### WORK TO DO
Write out the listing below again, precisely as it is given.

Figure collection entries
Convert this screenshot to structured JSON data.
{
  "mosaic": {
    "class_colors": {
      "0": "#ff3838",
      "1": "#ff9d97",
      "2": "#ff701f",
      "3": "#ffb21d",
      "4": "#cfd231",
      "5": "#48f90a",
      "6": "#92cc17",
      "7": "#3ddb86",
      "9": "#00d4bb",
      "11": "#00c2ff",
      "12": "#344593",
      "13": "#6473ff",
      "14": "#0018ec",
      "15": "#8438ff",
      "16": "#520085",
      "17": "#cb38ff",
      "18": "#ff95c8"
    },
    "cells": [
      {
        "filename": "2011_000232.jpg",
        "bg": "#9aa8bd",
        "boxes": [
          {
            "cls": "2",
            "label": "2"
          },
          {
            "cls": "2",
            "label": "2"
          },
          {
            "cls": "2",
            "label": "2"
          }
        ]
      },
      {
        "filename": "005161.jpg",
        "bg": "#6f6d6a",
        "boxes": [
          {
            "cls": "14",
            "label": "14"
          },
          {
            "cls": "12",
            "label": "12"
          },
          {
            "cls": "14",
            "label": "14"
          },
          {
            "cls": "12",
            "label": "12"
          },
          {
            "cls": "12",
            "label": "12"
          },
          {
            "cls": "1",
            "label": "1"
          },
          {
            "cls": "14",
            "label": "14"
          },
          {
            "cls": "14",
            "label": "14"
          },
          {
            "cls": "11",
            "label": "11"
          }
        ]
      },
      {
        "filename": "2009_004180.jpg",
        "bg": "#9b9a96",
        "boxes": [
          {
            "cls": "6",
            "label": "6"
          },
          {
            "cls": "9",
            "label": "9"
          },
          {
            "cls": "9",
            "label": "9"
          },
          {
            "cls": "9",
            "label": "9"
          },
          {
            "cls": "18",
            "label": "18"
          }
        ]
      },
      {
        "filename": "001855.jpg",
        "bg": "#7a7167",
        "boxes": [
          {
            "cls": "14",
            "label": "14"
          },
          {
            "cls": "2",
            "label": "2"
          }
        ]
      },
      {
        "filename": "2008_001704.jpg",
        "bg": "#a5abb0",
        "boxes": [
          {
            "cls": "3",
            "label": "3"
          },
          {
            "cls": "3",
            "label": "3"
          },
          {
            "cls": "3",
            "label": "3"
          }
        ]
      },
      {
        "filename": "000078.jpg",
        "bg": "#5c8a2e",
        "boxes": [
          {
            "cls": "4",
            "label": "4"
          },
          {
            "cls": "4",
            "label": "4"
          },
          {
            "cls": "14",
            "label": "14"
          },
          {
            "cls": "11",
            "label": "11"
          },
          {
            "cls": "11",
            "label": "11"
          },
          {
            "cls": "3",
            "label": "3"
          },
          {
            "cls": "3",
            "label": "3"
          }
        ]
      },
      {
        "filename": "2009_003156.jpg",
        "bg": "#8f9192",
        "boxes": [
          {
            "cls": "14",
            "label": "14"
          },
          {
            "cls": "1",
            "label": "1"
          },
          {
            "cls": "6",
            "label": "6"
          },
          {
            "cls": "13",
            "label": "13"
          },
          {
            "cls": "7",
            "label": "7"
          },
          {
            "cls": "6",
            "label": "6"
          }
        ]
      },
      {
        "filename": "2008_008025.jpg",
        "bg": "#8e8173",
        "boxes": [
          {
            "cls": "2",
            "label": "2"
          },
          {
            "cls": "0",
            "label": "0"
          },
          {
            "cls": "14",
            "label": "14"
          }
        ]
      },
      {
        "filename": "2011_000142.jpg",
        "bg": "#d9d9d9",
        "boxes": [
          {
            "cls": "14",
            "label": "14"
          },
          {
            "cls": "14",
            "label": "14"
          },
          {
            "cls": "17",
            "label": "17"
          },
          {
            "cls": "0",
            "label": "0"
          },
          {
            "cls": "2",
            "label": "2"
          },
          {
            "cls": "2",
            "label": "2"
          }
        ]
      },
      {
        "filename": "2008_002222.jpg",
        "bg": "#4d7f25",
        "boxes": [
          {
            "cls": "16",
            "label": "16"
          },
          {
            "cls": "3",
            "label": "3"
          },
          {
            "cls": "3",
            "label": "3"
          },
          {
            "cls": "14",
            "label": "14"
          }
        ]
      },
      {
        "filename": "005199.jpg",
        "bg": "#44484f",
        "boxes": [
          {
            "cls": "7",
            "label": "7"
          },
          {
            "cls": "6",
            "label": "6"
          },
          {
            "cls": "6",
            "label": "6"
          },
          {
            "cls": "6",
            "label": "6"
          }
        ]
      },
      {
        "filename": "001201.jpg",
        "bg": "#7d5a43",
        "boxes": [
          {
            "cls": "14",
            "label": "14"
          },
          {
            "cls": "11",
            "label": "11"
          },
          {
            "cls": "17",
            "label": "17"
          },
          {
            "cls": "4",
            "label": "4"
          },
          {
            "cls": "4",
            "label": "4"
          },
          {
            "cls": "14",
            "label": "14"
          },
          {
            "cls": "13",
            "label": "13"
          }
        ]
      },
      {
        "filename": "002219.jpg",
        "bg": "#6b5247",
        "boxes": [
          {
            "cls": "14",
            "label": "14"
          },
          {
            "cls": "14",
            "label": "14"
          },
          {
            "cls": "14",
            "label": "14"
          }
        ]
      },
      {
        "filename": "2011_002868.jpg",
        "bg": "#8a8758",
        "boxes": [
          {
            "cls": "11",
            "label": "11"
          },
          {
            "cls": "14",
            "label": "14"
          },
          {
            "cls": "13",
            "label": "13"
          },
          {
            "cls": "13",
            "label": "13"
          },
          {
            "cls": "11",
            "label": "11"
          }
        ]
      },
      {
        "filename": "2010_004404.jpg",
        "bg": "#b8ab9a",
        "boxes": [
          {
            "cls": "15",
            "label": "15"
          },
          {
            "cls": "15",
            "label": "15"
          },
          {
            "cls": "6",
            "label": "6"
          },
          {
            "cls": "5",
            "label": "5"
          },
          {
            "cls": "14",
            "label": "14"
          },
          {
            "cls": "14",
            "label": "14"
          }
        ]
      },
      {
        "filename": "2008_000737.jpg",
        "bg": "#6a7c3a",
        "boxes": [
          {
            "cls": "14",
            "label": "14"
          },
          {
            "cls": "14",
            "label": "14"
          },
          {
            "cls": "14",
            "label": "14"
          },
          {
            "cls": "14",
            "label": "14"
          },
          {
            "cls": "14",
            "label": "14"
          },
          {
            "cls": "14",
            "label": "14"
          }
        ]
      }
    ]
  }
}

### TASK SOLUTION
Convert this screenshot to structured JSON data.
{
  "mosaic": {
    "class_colors": {
      "0": "#ff3838",
      "1": "#ff9d97",
      "2": "#ff701f",
      "3": "#ffb21d",
      "4": "#cfd231",
      "5": "#48f90a",
      "6": "#92cc17",
      "7": "#3ddb86",
      "9": "#00d4bb",
      "11": "#00c2ff",
      "12": "#344593",
      "13": "#6473ff",
      "14": "#0018ec",
      "15": "#8438ff",
      "16": "#520085",
      "17": "#cb38ff",
      "18": "#ff95c8"
    },
    "cells": [
      {
        "filename": "2011_000232.jpg",
        "bg": "#9aa8bd",
        "boxes": [
          {
            "cls": "2",
            "label": "2"
          },
          {
            "cls": "2",
            "label": "2"
          },
          {
            "cls": "2",
            "label": "2"
          }
        ]
      },
      {
        "filename": "005161.jpg",
        "bg": "#6f6d6a",
        "boxes": [
          {
            "cls": "14",
            "label": "14"
          },
          {
            "cls": "12",
            "label": "12"
          },
          {
            "cls": "14",
            "label": "14"
          },
          {
            "cls": "12",
            "label": "12"
          },
          {
            "cls": "12",
            "label": "12"
          },
          {
            "cls": "1",
            "label": "1"
          },
          {
            "cls": "14",
            "label": "14"
          },
          {
            "cls": "14",
            "label": "14"
          },
          {
            "cls": "11",
            "label": "11"
          }
        ]
      },
      {
        "filename": "2009_004180.jpg",
        "bg": "#9b9a96",
        "boxes": [
          {
            "cls": "6",
            "label": "6"
          },
          {
            "cls": "9",
            "label": "9"
          },
          {
            "cls": "9",
            "label": "9"
          },
          {
            "cls": "9",
            "label": "9"
          },
          {
            "cls": "18",
            "label": "18"
          }
        ]
      },
      {
        "filename": "001855.jpg",
        "bg": "#7a7167",
        "boxes": [
          {
            "cls": "14",
            "label": "14"
          },
          {
            "cls": "2",
            "label": "2"
          }
        ]
      },
      {
        "filename": "2008_001704.jpg",
        "bg": "#a5abb0",
        "boxes": [
          {
            "cls": "3",
            "label": "3"
          },
          {
            "cls": "3",
            "label": "3"
          },
          {
            "cls": "3",
            "label": "3"
          }
        ]
      },
      {
        "filename": "000078.jpg",
        "bg": "#5c8a2e",
        "boxes": [
          {
            "cls": "4",
            "label": "4"
          },
          {
            "cls": "4",
            "label": "4"
          },
          {
            "cls": "14",
            "label": "14"
          },
          {
            "cls": "11",
            "label": "11"
          },
          {
            "cls": "11",
            "label": "11"
          },
          {
            "cls": "3",
            "label": "3"
          },
          {
            "cls": "3",
            "label": "3"
          }
        ]
      },
      {
        "filename": "2009_003156.jpg",
        "bg": "#8f9192",
        "boxes": [
          {
            "cls": "14",
            "label": "14"
          },
          {
            "cls": "1",
            "label": "1"
          },
          {
            "cls": "6",
            "label": "6"
          },
          {
            "cls": "13",
            "label": "13"
          },
          {
            "cls": "7",
            "label": "7"
          },
          {
            "cls": "6",
            "label": "6"
          }
        ]
      },
      {
        "filename": "2008_008025.jpg",
        "bg": "#8e8173",
        "boxes": [
          {
            "cls": "2",
            "label": "2"
          },
          {
            "cls": "0",
            "label": "0"
          },
          {
            "cls": "14",
            "label": "14"
          }
        ]
      },
      {
        "filename": "2011_000142.jpg",
        "bg": "#d9d9d9",
        "boxes": [
          {
            "cls": "14",
            "label": "14"
          },
          {
            "cls": "14",
            "label": "14"
          },
          {
            "cls": "17",
            "label": "17"
          },
          {
            "cls": "0",
            "label": "0"
          },
          {
            "cls": "2",
            "label": "2"
          },
          {
            "cls": "2",
            "label": "2"
          }
        ]
      },
      {
        "filename": "2008_002222.jpg",
        "bg": "#4d7f25",
        "boxes": [
          {
            "cls": "16",
            "label": "16"
          },
          {
            "cls": "3",
            "label": "3"
          },
          {
            "cls": "3",
            "label": "3"
          },
          {
            "cls": "14",
            "label": "14"
          }
        ]
      },
      {
        "filename": "005199.jpg",
        "bg": "#44484f",
        "boxes": [
          {
            "cls": "7",
            "label": "7"
          },
          {
            "cls": "6",
            "label": "6"
          },
          {
            "cls": "6",
            "label": "6"
          },
          {
            "cls": "6",
            "label": "6"
          }
        ]
      },
      {
        "filename": "001201.jpg",
        "bg": "#7d5a43",
        "boxes": [
          {
            "cls": "14",
            "label": "14"
          },
          {
            "cls": "11",
            "label": "11"
          },
          {
            "cls": "17",
            "label": "17"
          },
          {
            "cls": "4",
            "label": "4"
          },
          {
            "cls": "4",
            "label": "4"
          },
          {
            "cls": "14",
            "label": "14"
          },
          {
            "cls": "13",
            "label": "13"
          }
        ]
      },
      {
        "filename": "002219.jpg",
        "bg": "#6b5247",
        "boxes": [
          {
            "cls": "14",
            "label": "14"
          },
          {
            "cls": "14",
            "label": "14"
          },
          {
            "cls": "14",
            "label": "14"
          }
        ]
      },
      {
        "filename": "2011_002868.jpg",
        "bg": "#8a8758",
        "boxes": [
          {
            "cls": "11",
            "label": "11"
          },
          {
            "cls": "14",
            "label": "14"
          },
          {
            "cls": "13",
            "label": "13"
          },
          {
            "cls": "13",
            "label": "13"
          },
          {
            "cls": "11",
            "label": "11"
          }
        ]
      },
      {
        "filename": "2010_004404.jpg",
        "bg": "#b8ab9a",
        "boxes": [
          {
            "cls": "15",
            "label": "15"
          },
          {
            "cls": "15",
            "label": "15"
          },
          {
            "cls": "6",
            "label": "6"
          },
          {
            "cls": "5",
            "label": "5"
          },
          {
            "cls": "14",
            "label": "14"
          },
          {
            "cls": "14",
            "label": "14"
          }
        ]
      },
      {
        "filename": "2008_000737.jpg",
        "bg": "#6a7c3a",
        "boxes": [
          {
            "cls": "14",
            "label": "14"
          },
          {
            "cls": "14",
            "label": "14"
          },
          {
            "cls": "14",
            "label": "14"
          },
          {
            "cls": "14",
            "label": "14"
          },
          {
            "cls": "14",
            "label": "14"
          },
          {
            "cls": "14",
            "label": "14"
          }
        ]
      }
    ]
  }
}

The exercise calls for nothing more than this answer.